■ **PROBLEM**:
For the data below, report only the number of lines containing the string "여행계약서".

==== ITEMS ====

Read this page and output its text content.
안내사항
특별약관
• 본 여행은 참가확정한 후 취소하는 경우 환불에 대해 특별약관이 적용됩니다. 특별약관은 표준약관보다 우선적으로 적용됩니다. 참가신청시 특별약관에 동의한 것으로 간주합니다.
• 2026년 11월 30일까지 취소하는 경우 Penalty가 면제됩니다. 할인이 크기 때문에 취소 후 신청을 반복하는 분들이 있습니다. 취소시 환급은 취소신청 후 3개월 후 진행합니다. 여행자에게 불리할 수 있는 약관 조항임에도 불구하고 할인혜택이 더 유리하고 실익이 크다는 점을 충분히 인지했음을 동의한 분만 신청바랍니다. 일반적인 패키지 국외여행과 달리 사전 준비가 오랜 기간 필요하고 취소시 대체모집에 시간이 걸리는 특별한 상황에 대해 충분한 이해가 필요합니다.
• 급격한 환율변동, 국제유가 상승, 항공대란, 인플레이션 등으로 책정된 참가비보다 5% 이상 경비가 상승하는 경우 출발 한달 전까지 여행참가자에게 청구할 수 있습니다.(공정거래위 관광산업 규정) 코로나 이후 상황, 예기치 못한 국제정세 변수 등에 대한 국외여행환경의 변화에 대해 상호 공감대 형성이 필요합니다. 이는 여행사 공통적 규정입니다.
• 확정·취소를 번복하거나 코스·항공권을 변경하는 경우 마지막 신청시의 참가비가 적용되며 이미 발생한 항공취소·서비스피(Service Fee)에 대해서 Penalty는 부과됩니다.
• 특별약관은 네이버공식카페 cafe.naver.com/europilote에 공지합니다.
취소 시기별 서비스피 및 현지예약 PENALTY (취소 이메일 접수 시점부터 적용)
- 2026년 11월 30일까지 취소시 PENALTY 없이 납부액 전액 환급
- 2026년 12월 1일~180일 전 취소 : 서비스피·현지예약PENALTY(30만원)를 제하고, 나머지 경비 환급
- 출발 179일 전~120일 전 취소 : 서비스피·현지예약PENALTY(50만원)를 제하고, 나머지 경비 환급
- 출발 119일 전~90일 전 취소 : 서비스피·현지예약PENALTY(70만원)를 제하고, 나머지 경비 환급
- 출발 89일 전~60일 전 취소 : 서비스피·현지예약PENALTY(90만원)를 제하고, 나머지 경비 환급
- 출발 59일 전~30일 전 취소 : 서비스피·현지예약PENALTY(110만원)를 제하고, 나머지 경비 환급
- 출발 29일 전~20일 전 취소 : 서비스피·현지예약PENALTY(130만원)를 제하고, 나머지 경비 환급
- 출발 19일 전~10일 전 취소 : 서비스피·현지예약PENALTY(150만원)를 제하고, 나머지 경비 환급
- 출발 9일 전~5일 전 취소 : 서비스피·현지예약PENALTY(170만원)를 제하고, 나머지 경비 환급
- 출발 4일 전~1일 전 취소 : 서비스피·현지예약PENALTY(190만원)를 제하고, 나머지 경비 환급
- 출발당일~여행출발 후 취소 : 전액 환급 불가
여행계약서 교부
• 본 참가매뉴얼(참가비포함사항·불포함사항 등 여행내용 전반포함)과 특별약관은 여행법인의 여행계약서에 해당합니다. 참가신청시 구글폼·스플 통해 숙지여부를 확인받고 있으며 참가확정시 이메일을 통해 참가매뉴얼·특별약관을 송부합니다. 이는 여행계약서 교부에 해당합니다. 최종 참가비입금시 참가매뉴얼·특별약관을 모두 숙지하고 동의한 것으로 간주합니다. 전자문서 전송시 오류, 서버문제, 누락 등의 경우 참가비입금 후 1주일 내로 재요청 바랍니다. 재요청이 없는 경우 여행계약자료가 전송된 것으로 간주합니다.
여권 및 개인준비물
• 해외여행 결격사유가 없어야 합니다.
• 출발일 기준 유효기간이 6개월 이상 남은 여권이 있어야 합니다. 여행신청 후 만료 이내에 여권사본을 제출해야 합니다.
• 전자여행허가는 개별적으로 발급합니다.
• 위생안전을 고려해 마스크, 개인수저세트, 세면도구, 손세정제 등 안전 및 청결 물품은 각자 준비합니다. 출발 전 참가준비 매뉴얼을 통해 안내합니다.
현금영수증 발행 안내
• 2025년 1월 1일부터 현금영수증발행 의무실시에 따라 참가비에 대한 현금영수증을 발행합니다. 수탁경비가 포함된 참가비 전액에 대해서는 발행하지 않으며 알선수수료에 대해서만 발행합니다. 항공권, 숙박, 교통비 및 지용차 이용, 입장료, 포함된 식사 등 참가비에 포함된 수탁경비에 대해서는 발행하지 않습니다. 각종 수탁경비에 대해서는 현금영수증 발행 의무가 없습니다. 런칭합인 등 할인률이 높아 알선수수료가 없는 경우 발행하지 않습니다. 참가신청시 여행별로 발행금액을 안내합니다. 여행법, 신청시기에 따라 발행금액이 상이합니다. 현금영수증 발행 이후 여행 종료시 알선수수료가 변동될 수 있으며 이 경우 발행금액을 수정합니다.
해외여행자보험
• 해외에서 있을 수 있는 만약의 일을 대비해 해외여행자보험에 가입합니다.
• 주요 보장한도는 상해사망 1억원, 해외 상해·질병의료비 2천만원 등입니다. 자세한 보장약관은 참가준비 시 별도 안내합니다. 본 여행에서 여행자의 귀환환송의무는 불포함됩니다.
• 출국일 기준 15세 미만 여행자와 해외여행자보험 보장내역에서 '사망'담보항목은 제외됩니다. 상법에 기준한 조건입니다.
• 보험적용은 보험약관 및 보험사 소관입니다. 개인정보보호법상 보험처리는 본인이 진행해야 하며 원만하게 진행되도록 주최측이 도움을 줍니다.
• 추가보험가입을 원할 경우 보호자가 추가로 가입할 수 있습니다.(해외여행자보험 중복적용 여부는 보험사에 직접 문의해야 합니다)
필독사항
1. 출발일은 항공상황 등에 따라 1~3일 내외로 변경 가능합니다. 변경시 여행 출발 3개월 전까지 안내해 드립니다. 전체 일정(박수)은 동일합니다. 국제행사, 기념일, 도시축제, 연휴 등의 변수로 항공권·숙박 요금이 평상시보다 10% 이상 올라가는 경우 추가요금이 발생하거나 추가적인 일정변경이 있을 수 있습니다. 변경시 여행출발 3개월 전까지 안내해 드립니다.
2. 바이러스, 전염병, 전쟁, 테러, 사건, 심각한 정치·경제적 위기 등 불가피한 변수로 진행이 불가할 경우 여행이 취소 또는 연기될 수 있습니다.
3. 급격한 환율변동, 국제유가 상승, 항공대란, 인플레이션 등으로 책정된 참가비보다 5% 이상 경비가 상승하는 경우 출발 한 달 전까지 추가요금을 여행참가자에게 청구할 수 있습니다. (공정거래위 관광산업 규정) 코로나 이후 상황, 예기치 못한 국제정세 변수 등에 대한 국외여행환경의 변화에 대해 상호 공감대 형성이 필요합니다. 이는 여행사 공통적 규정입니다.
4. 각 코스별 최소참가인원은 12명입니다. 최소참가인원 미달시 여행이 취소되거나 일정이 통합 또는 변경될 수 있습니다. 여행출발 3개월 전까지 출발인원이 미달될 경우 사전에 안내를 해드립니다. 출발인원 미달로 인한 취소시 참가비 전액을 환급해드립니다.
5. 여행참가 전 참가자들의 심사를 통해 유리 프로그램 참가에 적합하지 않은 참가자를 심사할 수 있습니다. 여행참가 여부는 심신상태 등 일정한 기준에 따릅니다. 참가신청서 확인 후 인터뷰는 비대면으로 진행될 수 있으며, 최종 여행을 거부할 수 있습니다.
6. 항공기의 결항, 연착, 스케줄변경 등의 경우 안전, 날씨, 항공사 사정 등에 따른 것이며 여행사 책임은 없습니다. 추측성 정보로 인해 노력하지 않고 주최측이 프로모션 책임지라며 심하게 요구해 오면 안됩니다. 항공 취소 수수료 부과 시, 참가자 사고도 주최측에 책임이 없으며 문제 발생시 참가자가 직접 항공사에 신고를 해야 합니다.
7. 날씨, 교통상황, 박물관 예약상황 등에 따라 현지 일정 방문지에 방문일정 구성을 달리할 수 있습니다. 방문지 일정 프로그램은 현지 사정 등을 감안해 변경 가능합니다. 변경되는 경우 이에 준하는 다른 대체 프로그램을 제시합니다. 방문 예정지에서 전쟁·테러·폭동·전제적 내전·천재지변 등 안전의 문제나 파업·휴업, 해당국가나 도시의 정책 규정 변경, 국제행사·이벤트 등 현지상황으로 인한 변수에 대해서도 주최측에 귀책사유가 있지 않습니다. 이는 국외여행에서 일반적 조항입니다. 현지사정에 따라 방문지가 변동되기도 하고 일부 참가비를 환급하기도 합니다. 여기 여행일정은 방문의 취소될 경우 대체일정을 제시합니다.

====

■ **TASK SOLUTION**:
2